§ **Records for the exercise**:
>>

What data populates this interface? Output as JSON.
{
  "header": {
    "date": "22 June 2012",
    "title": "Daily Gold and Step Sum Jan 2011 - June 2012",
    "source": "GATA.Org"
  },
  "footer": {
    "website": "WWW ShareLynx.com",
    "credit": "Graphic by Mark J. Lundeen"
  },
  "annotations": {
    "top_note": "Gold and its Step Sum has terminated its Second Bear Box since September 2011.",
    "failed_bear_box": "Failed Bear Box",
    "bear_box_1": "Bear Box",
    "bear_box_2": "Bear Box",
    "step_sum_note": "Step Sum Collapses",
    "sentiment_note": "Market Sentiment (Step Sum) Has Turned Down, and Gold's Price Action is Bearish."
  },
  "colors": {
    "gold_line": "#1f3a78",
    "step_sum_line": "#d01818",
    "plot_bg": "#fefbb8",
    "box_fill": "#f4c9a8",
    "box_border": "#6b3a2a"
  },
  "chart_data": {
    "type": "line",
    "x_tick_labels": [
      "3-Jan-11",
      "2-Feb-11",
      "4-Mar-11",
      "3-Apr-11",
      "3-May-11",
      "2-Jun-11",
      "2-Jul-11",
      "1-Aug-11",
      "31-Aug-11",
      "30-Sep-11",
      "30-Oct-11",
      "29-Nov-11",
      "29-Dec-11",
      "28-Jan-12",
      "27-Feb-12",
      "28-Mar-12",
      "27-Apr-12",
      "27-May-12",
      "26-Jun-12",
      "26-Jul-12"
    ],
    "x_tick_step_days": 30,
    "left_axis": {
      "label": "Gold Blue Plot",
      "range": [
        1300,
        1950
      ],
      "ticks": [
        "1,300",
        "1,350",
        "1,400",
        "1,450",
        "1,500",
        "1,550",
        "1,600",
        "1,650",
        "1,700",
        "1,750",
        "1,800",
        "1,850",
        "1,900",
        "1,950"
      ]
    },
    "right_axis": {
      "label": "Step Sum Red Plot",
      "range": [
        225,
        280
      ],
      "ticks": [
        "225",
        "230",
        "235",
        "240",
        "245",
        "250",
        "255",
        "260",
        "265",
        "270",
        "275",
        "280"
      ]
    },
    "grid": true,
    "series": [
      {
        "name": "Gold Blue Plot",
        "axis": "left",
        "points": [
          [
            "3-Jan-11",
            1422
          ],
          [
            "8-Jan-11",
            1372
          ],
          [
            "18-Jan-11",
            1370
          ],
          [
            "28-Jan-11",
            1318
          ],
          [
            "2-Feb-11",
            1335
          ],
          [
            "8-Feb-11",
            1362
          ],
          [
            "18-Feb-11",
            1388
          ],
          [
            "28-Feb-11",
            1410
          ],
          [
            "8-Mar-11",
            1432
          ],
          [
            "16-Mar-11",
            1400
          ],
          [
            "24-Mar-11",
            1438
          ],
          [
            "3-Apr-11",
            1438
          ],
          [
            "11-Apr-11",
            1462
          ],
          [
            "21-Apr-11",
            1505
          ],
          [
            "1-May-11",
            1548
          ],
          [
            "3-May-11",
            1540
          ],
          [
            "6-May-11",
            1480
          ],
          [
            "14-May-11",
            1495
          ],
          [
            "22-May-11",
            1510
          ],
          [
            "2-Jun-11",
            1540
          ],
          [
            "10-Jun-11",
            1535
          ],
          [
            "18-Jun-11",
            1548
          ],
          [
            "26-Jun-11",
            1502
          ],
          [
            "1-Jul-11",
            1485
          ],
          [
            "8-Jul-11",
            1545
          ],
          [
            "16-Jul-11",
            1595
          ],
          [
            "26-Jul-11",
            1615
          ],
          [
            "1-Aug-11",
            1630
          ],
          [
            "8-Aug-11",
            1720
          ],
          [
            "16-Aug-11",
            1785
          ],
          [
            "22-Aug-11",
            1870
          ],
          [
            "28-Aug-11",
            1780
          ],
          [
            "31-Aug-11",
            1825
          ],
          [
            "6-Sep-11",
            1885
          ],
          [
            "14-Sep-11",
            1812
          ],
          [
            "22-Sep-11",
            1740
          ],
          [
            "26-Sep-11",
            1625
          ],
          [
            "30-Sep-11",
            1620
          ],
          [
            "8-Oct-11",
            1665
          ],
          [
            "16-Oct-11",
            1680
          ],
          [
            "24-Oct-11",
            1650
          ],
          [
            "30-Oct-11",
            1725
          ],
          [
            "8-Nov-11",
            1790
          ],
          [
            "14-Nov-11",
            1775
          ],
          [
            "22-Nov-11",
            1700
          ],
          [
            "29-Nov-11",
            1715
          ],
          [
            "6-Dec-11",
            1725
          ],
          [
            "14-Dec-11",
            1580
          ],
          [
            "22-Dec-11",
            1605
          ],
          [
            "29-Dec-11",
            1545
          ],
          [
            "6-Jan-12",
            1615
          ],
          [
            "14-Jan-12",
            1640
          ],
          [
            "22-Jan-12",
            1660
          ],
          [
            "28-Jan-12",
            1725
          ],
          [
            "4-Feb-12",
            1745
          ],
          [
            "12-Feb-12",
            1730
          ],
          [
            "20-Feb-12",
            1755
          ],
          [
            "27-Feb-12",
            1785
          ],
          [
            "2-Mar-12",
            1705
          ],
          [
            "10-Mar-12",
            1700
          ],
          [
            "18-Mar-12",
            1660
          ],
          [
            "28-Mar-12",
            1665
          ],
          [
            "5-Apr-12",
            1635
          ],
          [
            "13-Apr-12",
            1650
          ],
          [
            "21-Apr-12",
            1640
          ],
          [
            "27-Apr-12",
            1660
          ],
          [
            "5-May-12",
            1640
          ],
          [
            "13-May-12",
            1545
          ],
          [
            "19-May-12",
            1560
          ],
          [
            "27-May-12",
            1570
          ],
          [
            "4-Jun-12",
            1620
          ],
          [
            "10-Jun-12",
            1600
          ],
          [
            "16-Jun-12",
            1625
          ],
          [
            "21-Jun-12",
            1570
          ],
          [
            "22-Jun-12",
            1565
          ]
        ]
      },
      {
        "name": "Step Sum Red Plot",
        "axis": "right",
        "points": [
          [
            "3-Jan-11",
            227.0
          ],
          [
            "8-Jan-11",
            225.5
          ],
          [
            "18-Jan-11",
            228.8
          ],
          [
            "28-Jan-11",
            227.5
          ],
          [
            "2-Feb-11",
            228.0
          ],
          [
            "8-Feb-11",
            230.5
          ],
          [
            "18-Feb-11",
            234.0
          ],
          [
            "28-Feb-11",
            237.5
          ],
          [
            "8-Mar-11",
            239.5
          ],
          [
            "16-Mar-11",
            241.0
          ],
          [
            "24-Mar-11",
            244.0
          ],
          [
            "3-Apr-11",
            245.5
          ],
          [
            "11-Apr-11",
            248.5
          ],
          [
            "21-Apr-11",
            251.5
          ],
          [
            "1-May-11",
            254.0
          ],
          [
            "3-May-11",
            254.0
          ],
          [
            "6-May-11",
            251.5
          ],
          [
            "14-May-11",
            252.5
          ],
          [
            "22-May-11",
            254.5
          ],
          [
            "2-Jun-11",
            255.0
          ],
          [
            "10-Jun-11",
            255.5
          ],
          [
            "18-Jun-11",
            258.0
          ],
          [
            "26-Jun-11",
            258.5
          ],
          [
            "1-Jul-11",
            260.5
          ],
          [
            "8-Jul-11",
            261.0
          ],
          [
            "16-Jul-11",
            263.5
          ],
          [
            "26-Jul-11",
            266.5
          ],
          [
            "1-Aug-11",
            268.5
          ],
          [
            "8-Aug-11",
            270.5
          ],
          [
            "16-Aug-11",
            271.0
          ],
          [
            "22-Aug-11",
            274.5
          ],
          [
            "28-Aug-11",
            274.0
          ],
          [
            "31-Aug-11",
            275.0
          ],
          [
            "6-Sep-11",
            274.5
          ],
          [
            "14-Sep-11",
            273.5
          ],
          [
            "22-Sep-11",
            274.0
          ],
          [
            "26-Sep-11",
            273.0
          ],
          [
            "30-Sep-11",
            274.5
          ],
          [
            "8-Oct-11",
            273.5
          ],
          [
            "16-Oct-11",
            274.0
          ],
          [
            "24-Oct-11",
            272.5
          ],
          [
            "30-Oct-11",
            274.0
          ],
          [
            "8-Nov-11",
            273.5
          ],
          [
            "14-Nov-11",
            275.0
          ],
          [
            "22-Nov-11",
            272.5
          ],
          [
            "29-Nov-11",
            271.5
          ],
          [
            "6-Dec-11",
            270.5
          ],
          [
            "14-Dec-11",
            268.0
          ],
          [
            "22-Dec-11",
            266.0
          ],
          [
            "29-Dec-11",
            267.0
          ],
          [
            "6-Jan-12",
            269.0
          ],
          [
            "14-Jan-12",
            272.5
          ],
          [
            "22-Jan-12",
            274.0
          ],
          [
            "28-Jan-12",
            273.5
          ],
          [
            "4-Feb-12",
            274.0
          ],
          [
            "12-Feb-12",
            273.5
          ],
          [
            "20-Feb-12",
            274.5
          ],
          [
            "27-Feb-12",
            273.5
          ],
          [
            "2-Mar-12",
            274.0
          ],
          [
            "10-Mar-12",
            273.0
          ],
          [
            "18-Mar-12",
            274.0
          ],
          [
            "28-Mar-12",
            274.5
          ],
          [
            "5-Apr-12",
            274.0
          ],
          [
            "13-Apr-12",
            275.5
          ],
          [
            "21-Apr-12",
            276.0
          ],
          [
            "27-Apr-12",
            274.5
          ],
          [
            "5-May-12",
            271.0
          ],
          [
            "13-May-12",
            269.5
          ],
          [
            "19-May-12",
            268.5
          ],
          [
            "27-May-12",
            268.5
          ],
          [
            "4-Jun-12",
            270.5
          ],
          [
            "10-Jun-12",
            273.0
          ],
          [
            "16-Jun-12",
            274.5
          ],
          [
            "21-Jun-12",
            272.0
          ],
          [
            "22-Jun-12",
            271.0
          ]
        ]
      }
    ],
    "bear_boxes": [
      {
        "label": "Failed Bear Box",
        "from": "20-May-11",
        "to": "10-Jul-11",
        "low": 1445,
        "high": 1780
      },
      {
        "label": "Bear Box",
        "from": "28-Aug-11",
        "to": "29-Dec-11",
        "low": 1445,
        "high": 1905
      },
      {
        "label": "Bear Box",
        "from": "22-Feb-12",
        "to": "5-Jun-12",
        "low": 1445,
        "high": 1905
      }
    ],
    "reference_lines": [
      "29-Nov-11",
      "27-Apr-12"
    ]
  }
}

<<

Check the data for the word "Blue" and pull out the lines that have it.

§ **Final answer**:
      "label": "Gold Blue Plot",
        "name": "Gold Blue Plot",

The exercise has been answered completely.